Required task>
Could you transcribe the material below exactly, without leaving out a single line?

── The input

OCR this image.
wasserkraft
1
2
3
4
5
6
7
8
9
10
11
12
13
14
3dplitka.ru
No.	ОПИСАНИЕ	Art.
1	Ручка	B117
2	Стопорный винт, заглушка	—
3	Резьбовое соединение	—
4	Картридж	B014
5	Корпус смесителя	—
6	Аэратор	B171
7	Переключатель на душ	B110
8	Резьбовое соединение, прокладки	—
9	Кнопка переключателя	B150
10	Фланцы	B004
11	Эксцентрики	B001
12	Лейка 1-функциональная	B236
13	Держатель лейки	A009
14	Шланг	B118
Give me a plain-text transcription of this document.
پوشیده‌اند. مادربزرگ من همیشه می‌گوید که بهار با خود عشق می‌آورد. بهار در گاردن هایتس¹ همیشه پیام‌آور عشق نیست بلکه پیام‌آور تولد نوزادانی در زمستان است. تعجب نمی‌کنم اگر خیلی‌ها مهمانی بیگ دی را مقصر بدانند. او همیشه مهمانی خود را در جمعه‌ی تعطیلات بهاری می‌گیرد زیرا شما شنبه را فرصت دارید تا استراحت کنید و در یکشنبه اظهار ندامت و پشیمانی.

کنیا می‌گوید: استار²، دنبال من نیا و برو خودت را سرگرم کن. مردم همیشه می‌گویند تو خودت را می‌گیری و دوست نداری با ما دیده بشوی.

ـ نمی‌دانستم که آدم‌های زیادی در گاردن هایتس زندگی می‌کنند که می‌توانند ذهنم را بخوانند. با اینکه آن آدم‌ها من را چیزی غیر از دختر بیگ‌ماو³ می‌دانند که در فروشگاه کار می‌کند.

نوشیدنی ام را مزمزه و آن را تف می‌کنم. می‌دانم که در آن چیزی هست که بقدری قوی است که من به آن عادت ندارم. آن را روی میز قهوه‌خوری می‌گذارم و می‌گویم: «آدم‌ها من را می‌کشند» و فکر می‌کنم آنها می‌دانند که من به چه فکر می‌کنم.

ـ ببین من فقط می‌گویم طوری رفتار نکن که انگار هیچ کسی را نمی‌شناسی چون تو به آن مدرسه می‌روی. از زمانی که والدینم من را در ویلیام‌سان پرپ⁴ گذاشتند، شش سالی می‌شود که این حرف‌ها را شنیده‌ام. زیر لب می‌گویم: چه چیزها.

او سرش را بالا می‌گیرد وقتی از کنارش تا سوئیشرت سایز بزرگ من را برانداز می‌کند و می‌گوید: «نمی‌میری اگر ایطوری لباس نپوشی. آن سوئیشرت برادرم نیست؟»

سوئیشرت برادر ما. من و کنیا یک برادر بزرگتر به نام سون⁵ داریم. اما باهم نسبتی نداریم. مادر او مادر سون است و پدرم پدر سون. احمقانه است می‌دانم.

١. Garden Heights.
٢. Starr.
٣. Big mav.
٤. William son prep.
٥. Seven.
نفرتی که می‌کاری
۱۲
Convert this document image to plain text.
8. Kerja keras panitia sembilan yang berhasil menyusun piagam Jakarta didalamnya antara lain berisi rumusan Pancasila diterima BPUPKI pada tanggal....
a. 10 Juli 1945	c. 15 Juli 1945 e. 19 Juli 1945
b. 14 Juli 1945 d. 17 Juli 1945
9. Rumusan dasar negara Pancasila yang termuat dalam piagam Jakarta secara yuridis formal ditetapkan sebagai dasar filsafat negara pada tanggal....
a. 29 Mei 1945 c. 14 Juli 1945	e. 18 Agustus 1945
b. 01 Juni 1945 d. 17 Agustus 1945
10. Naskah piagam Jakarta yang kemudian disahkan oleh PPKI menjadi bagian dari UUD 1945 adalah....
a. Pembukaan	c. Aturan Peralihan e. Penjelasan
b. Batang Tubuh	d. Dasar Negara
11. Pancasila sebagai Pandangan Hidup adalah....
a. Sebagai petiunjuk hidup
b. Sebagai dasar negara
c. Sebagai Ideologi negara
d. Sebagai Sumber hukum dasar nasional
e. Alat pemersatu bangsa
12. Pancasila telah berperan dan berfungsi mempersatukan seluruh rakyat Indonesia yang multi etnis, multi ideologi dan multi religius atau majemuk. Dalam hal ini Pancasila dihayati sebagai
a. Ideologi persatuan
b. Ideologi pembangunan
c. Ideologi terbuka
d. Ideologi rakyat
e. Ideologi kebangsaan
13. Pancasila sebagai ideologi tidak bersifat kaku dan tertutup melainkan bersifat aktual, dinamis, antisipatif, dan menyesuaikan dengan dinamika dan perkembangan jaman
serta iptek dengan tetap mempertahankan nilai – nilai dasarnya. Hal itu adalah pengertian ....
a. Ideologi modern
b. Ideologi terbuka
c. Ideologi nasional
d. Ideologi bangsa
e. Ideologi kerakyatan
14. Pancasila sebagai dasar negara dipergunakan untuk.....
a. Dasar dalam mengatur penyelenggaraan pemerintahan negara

────

Task output>
OCR this image.
wasserkraft
1
2
3
4
5
6
7
8
9
10
11
12
13
14
3dplitka.ru
No.	ОПИСАНИЕ	Art.
1	Ручка	B117
2	Стопорный винт, заглушка	—
3	Резьбовое соединение	—
4	Картридж	B014
5	Корпус смесителя	—
6	Аэратор	B171
7	Переключатель на душ	B110
8	Резьбовое соединение, прокладки	—
9	Кнопка переключателя	B150
10	Фланцы	B004
11	Эксцентрики	B001
12	Лейка 1-функциональная	B236
13	Держатель лейки	A009
14	Шланг	B118
Give me a plain-text transcription of this document.
پوشیده‌اند. مادربزرگ من همیشه می‌گوید که بهار با خود عشق می‌آورد. بهار در گاردن هایتس¹ همیشه پیام‌آور عشق نیست بلکه پیام‌آور تولد نوزادانی در زمستان است. تعجب نمی‌کنم اگر خیلی‌ها مهمانی بیگ دی را مقصر بدانند. او همیشه مهمانی خود را در جمعه‌ی تعطیلات بهاری می‌گیرد زیرا شما شنبه را فرصت دارید تا استراحت کنید و در یکشنبه اظهار ندامت و پشیمانی.

کنیا می‌گوید: استار²، دنبال من نیا و برو خودت را سرگرم کن. مردم همیشه می‌گویند تو خودت را می‌گیری و دوست نداری با ما دیده بشوی.

ـ نمی‌دانستم که آدم‌های زیادی در گاردن هایتس زندگی می‌کنند که می‌توانند ذهنم را بخوانند. با اینکه آن آدم‌ها من را چیزی غیر از دختر بیگ‌ماو³ می‌دانند که در فروشگاه کار می‌کند.

نوشیدنی ام را مزمزه و آن را تف می‌کنم. می‌دانم که در آن چیزی هست که بقدری قوی است که من به آن عادت ندارم. آن را روی میز قهوه‌خوری می‌گذارم و می‌گویم: «آدم‌ها من را می‌کشند» و فکر می‌کنم آنها می‌دانند که من به چه فکر می‌کنم.

ـ ببین من فقط می‌گویم طوری رفتار نکن که انگار هیچ کسی را نمی‌شناسی چون تو به آن مدرسه می‌روی. از زمانی که والدینم من را در ویلیام‌سان پرپ⁴ گذاشتند، شش سالی می‌شود که این حرف‌ها را شنیده‌ام. زیر لب می‌گویم: چه چیزها.

او سرش را بالا می‌گیرد وقتی از کنارش تا سوئیشرت سایز بزرگ من را برانداز می‌کند و می‌گوید: «نمی‌میری اگر ایطوری لباس نپوشی. آن سوئیشرت برادرم نیست؟»

سوئیشرت برادر ما. من و کنیا یک برادر بزرگتر به نام سون⁵ داریم. اما باهم نسبتی نداریم. مادر او مادر سون است و پدرم پدر سون. احمقانه است می‌دانم.

١. Garden Heights.
٢. Starr.
٣. Big mav.
٤. William son prep.
٥. Seven.
نفرتی که می‌کاری
۱۲
Convert this document image to plain text.
8. Kerja keras panitia sembilan yang berhasil menyusun piagam Jakarta didalamnya antara lain berisi rumusan Pancasila diterima BPUPKI pada tanggal....
a. 10 Juli 1945	c. 15 Juli 1945 e. 19 Juli 1945
b. 14 Juli 1945 d. 17 Juli 1945
9. Rumusan dasar negara Pancasila yang termuat dalam piagam Jakarta secara yuridis formal ditetapkan sebagai dasar filsafat negara pada tanggal....
a. 29 Mei 1945 c. 14 Juli 1945	e. 18 Agustus 1945
b. 01 Juni 1945 d. 17 Agustus 1945
10. Naskah piagam Jakarta yang kemudian disahkan oleh PPKI menjadi bagian dari UUD 1945 adalah....
a. Pembukaan	c. Aturan Peralihan e. Penjelasan
b. Batang Tubuh	d. Dasar Negara
11. Pancasila sebagai Pandangan Hidup adalah....
a. Sebagai petiunjuk hidup
b. Sebagai dasar negara
c. Sebagai Ideologi negara
d. Sebagai Sumber hukum dasar nasional
e. Alat pemersatu bangsa
12. Pancasila telah berperan dan berfungsi mempersatukan seluruh rakyat Indonesia yang multi etnis, multi ideologi dan multi religius atau majemuk. Dalam hal ini Pancasila dihayati sebagai
a. Ideologi persatuan
b. Ideologi pembangunan
c. Ideologi terbuka
d. Ideologi rakyat
e. Ideologi kebangsaan
13. Pancasila sebagai ideologi tidak bersifat kaku dan tertutup melainkan bersifat aktual, dinamis, antisipatif, dan menyesuaikan dengan dinamika dan perkembangan jaman
serta iptek dengan tetap mempertahankan nilai – nilai dasarnya. Hal itu adalah pengertian ....
a. Ideologi modern
b. Ideologi terbuka
c. Ideologi nasional
d. Ideologi bangsa
e. Ideologi kerakyatan
14. Pancasila sebagai dasar negara dipergunakan untuk.....
a. Dasar dalam mengatur penyelenggaraan pemerintahan negara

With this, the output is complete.